#### SHORT TASK:
Write out, precisely and in full, each line of the material.

#### SUPPLIED ENTRIES:
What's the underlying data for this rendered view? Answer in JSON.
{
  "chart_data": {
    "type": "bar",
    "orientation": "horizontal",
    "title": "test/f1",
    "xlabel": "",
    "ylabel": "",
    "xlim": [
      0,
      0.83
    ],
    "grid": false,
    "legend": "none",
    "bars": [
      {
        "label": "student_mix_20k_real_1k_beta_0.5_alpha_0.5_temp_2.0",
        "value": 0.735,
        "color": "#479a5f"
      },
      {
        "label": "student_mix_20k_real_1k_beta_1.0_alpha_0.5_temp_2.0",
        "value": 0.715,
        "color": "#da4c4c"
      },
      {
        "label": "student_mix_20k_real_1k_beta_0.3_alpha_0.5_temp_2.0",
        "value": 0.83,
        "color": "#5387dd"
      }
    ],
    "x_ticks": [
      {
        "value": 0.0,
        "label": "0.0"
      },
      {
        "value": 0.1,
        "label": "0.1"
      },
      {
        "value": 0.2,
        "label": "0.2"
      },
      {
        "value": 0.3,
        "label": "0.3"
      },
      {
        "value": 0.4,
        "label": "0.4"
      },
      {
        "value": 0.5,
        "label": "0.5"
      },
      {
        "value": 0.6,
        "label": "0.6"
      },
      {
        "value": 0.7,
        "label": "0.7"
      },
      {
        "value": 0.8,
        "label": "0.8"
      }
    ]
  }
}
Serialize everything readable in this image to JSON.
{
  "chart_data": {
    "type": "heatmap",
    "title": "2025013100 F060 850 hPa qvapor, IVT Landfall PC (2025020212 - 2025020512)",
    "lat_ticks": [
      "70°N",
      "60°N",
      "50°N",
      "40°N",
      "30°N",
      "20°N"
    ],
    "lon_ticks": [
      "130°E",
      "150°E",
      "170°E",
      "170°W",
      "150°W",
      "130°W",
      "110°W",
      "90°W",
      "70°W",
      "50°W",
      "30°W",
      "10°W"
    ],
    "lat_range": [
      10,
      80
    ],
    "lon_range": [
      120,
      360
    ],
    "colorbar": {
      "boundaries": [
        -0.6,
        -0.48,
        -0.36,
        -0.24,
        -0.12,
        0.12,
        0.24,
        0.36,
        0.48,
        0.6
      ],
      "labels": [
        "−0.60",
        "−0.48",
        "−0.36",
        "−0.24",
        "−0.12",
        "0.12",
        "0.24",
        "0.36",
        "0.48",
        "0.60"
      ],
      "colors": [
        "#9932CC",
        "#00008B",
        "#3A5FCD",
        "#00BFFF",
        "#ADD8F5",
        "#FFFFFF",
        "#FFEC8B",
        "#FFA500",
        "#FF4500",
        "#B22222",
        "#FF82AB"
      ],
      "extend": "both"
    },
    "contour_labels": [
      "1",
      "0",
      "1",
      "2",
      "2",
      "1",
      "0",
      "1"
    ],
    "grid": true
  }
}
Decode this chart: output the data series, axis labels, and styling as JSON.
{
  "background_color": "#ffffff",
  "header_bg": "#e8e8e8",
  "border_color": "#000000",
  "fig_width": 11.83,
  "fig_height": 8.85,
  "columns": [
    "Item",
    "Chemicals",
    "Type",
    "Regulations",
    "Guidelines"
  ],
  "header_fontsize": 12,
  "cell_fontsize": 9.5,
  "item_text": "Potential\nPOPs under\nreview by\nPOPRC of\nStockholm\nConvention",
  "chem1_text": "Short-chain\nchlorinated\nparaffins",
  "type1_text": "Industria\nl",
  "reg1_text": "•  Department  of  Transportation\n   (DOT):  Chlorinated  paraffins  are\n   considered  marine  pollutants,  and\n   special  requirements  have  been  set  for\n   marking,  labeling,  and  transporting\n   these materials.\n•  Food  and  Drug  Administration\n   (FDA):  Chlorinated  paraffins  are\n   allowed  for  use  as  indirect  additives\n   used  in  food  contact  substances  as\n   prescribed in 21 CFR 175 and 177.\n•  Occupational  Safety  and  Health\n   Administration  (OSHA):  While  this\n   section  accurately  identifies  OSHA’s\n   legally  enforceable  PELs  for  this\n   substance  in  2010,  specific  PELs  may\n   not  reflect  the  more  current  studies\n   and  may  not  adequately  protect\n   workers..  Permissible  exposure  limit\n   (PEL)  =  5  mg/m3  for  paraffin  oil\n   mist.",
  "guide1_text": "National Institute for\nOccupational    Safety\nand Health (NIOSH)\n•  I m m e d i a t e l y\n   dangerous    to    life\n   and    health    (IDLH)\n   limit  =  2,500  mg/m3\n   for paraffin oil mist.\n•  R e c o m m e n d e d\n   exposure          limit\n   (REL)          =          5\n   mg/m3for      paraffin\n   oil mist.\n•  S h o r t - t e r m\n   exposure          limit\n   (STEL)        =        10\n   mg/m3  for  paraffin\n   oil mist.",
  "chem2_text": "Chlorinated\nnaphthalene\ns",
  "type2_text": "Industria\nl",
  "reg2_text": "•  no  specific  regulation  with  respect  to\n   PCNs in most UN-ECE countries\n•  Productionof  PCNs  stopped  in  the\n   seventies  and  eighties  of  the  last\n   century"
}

#### FINISHED EXERCISE:
What's the underlying data for this rendered view? Answer in JSON.
{
  "chart_data": {
    "type": "bar",
    "orientation": "horizontal",
    "title": "test/f1",
    "xlabel": "",
    "ylabel": "",
    "xlim": [
      0,
      0.83
    ],
    "grid": false,
    "legend": "none",
    "bars": [
      {
        "label": "student_mix_20k_real_1k_beta_0.5_alpha_0.5_temp_2.0",
        "value": 0.735,
        "color": "#479a5f"
      },
      {
        "label": "student_mix_20k_real_1k_beta_1.0_alpha_0.5_temp_2.0",
        "value": 0.715,
        "color": "#da4c4c"
      },
      {
        "label": "student_mix_20k_real_1k_beta_0.3_alpha_0.5_temp_2.0",
        "value": 0.83,
        "color": "#5387dd"
      }
    ],
    "x_ticks": [
      {
        "value": 0.0,
        "label": "0.0"
      },
      {
        "value": 0.1,
        "label": "0.1"
      },
      {
        "value": 0.2,
        "label": "0.2"
      },
      {
        "value": 0.3,
        "label": "0.3"
      },
      {
        "value": 0.4,
        "label": "0.4"
      },
      {
        "value": 0.5,
        "label": "0.5"
      },
      {
        "value": 0.6,
        "label": "0.6"
      },
      {
        "value": 0.7,
        "label": "0.7"
      },
      {
        "value": 0.8,
        "label": "0.8"
      }
    ]
  }
}
Serialize everything readable in this image to JSON.
{
  "chart_data": {
    "type": "heatmap",
    "title": "2025013100 F060 850 hPa qvapor, IVT Landfall PC (2025020212 - 2025020512)",
    "lat_ticks": [
      "70°N",
      "60°N",
      "50°N",
      "40°N",
      "30°N",
      "20°N"
    ],
    "lon_ticks": [
      "130°E",
      "150°E",
      "170°E",
      "170°W",
      "150°W",
      "130°W",
      "110°W",
      "90°W",
      "70°W",
      "50°W",
      "30°W",
      "10°W"
    ],
    "lat_range": [
      10,
      80
    ],
    "lon_range": [
      120,
      360
    ],
    "colorbar": {
      "boundaries": [
        -0.6,
        -0.48,
        -0.36,
        -0.24,
        -0.12,
        0.12,
        0.24,
        0.36,
        0.48,
        0.6
      ],
      "labels": [
        "−0.60",
        "−0.48",
        "−0.36",
        "−0.24",
        "−0.12",
        "0.12",
        "0.24",
        "0.36",
        "0.48",
        "0.60"
      ],
      "colors": [
        "#9932CC",
        "#00008B",
        "#3A5FCD",
        "#00BFFF",
        "#ADD8F5",
        "#FFFFFF",
        "#FFEC8B",
        "#FFA500",
        "#FF4500",
        "#B22222",
        "#FF82AB"
      ],
      "extend": "both"
    },
    "contour_labels": [
      "1",
      "0",
      "1",
      "2",
      "2",
      "1",
      "0",
      "1"
    ],
    "grid": true
  }
}
Decode this chart: output the data series, axis labels, and styling as JSON.
{
  "background_color": "#ffffff",
  "header_bg": "#e8e8e8",
  "border_color": "#000000",
  "fig_width": 11.83,
  "fig_height": 8.85,
  "columns": [
    "Item",
    "Chemicals",
    "Type",
    "Regulations",
    "Guidelines"
  ],
  "header_fontsize": 12,
  "cell_fontsize": 9.5,
  "item_text": "Potential\nPOPs under\nreview by\nPOPRC of\nStockholm\nConvention",
  "chem1_text": "Short-chain\nchlorinated\nparaffins",
  "type1_text": "Industria\nl",
  "reg1_text": "•  Department  of  Transportation\n   (DOT):  Chlorinated  paraffins  are\n   considered  marine  pollutants,  and\n   special  requirements  have  been  set  for\n   marking,  labeling,  and  transporting\n   these materials.\n•  Food  and  Drug  Administration\n   (FDA):  Chlorinated  paraffins  are\n   allowed  for  use  as  indirect  additives\n   used  in  food  contact  substances  as\n   prescribed in 21 CFR 175 and 177.\n•  Occupational  Safety  and  Health\n   Administration  (OSHA):  While  this\n   section  accurately  identifies  OSHA’s\n   legally  enforceable  PELs  for  this\n   substance  in  2010,  specific  PELs  may\n   not  reflect  the  more  current  studies\n   and  may  not  adequately  protect\n   workers..  Permissible  exposure  limit\n   (PEL)  =  5  mg/m3  for  paraffin  oil\n   mist.",
  "guide1_text": "National Institute for\nOccupational    Safety\nand Health (NIOSH)\n•  I m m e d i a t e l y\n   dangerous    to    life\n   and    health    (IDLH)\n   limit  =  2,500  mg/m3\n   for paraffin oil mist.\n•  R e c o m m e n d e d\n   exposure          limit\n   (REL)          =          5\n   mg/m3for      paraffin\n   oil mist.\n•  S h o r t - t e r m\n   exposure          limit\n   (STEL)        =        10\n   mg/m3  for  paraffin\n   oil mist.",
  "chem2_text": "Chlorinated\nnaphthalene\ns",
  "type2_text": "Industria\nl",
  "reg2_text": "•  no  specific  regulation  with  respect  to\n   PCNs in most UN-ECE countries\n•  Productionof  PCNs  stopped  in  the\n   seventies  and  eighties  of  the  last\n   century"
}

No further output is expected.